(Items from a dataset)
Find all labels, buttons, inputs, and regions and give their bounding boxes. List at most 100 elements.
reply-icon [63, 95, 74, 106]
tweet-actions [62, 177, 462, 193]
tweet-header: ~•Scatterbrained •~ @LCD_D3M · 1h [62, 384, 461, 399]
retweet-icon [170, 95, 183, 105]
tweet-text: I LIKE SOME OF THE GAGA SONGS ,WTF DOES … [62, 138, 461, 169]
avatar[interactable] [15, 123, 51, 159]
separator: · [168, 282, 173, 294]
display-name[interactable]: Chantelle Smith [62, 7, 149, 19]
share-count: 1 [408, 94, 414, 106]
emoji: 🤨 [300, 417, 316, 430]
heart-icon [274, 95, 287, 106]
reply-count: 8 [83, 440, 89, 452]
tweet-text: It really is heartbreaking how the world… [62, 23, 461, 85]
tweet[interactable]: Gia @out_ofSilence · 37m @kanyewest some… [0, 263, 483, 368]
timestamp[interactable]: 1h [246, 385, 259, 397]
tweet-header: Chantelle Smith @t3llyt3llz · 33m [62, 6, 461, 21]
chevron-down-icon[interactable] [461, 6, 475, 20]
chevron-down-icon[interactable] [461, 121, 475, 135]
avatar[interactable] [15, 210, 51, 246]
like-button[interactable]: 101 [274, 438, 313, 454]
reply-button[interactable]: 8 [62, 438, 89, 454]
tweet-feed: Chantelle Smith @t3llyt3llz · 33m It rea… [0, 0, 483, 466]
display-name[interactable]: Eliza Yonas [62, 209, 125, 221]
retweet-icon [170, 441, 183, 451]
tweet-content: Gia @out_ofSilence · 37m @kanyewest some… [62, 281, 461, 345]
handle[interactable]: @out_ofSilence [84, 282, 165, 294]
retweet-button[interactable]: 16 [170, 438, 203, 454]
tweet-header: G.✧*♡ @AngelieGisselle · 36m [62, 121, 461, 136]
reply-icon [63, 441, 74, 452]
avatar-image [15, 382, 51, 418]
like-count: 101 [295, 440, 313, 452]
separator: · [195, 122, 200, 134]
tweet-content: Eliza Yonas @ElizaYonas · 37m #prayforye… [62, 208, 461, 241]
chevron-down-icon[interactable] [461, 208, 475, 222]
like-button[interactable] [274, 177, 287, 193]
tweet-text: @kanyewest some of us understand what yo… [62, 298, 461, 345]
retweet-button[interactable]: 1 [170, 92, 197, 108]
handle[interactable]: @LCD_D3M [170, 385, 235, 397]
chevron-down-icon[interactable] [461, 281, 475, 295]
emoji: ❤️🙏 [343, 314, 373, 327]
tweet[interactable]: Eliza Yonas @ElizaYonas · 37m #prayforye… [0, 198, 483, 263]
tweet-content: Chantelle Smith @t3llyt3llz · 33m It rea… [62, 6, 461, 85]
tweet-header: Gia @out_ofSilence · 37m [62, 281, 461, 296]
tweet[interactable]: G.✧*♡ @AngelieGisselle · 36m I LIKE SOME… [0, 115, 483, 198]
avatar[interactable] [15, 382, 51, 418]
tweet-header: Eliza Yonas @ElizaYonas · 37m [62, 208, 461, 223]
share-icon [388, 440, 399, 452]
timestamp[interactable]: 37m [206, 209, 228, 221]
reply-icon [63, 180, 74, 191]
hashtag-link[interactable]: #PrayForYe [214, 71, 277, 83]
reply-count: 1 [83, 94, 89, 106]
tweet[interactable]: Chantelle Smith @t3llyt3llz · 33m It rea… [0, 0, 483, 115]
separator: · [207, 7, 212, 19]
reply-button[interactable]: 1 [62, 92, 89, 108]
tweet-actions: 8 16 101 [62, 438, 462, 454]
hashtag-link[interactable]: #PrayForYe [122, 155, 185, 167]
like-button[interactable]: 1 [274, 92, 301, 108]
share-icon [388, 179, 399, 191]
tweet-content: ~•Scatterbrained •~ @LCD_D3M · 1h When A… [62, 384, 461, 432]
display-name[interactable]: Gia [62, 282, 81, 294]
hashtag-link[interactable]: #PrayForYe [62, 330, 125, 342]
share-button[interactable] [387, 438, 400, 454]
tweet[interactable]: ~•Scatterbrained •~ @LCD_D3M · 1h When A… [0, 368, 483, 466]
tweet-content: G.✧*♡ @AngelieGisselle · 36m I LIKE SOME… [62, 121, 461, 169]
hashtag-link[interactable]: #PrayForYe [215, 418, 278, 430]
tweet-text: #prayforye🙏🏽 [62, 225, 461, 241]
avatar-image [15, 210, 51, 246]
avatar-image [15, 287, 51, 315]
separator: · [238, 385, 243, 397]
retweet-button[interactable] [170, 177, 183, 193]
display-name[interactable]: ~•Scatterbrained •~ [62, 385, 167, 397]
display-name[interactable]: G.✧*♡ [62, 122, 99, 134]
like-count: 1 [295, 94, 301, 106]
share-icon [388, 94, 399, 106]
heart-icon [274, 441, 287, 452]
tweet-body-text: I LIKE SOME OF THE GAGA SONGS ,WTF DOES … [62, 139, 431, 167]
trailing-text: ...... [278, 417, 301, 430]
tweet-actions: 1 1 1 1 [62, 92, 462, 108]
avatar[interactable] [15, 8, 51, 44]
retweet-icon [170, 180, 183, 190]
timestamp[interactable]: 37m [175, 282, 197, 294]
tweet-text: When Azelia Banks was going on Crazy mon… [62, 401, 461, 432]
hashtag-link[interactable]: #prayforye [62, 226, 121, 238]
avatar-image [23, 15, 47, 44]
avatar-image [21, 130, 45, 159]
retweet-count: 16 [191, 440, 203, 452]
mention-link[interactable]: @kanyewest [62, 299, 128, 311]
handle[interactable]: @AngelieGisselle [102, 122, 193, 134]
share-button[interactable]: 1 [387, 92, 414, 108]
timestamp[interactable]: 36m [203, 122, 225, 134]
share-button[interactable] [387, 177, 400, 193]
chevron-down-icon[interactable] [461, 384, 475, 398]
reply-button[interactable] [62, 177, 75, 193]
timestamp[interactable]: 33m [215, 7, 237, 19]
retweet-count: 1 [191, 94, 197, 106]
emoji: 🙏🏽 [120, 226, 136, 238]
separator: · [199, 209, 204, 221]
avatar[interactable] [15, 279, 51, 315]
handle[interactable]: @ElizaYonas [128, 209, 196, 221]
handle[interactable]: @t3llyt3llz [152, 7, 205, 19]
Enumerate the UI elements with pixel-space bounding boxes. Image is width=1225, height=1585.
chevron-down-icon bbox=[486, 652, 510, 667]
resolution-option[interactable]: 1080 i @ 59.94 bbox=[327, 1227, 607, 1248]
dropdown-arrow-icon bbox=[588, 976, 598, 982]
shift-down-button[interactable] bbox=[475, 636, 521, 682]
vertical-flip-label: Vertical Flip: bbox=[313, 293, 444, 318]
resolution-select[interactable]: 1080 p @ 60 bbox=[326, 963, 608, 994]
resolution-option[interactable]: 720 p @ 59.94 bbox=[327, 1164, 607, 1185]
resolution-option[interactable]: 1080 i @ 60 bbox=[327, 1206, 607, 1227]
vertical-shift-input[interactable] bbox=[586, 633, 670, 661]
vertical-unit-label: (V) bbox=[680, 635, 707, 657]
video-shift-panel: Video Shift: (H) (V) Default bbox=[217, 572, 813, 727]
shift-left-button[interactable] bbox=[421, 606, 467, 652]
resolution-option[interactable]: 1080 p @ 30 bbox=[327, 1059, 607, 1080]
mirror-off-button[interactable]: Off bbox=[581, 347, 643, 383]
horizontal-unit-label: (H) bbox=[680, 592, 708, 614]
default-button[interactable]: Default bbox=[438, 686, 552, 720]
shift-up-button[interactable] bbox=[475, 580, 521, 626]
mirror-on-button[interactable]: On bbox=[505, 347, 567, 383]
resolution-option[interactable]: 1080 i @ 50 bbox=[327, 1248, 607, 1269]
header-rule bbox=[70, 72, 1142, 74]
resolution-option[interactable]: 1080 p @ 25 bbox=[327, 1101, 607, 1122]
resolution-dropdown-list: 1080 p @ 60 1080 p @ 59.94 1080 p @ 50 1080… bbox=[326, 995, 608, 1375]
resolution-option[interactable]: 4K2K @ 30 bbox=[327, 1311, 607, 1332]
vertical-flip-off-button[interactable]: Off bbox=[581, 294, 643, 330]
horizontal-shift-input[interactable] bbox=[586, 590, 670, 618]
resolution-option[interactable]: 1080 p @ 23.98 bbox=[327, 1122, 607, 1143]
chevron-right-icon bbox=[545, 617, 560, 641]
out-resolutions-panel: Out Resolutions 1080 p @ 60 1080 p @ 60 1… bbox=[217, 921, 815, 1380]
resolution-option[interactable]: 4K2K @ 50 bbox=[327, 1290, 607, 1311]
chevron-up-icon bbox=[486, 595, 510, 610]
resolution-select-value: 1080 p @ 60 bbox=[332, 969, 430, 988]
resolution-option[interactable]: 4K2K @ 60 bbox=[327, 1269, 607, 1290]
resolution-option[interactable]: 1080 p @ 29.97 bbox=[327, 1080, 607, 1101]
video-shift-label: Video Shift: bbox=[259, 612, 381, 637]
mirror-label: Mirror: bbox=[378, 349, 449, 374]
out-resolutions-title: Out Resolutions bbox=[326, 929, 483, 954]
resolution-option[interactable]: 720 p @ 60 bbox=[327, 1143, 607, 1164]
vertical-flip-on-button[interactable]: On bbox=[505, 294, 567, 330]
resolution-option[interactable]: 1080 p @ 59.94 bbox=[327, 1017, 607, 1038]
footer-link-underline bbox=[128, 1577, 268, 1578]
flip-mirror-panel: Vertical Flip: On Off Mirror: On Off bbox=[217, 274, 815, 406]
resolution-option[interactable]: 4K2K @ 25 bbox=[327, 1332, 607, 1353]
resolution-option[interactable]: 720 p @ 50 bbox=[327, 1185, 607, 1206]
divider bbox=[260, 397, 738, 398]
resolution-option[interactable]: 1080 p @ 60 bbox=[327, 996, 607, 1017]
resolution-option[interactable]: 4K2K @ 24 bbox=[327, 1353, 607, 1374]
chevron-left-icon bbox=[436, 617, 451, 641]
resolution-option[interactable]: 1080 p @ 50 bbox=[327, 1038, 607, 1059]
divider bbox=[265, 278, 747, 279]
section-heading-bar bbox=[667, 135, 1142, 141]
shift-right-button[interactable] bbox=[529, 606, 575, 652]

__INSTRUCTIONS FOR THE TASK__
Copy the records word for word from their first line through the line that contains "timestamp[interactable]: 1h [246, 385, 259, 397]", including both of those lines.

__THE RESULT__
Find all labels, buttons, inputs, and regions and give their bounding boxes. List at most 100 elements.
reply-icon [63, 95, 74, 106]
tweet-actions [62, 177, 462, 193]
tweet-header: ~•Scatterbrained •~ @LCD_D3M · 1h [62, 384, 461, 399]
retweet-icon [170, 95, 183, 105]
tweet-text: I LIKE SOME OF THE GAGA SONGS ,WTF DOES … [62, 138, 461, 169]
avatar[interactable] [15, 123, 51, 159]
separator: · [168, 282, 173, 294]
display-name[interactable]: Chantelle Smith [62, 7, 149, 19]
share-count: 1 [408, 94, 414, 106]
emoji: 🤨 [300, 417, 316, 430]
heart-icon [274, 95, 287, 106]
reply-count: 8 [83, 440, 89, 452]
tweet-text: It really is heartbreaking how the world… [62, 23, 461, 85]
tweet[interactable]: Gia @out_ofSilence · 37m @kanyewest some… [0, 263, 483, 368]
timestamp[interactable]: 1h [246, 385, 259, 397]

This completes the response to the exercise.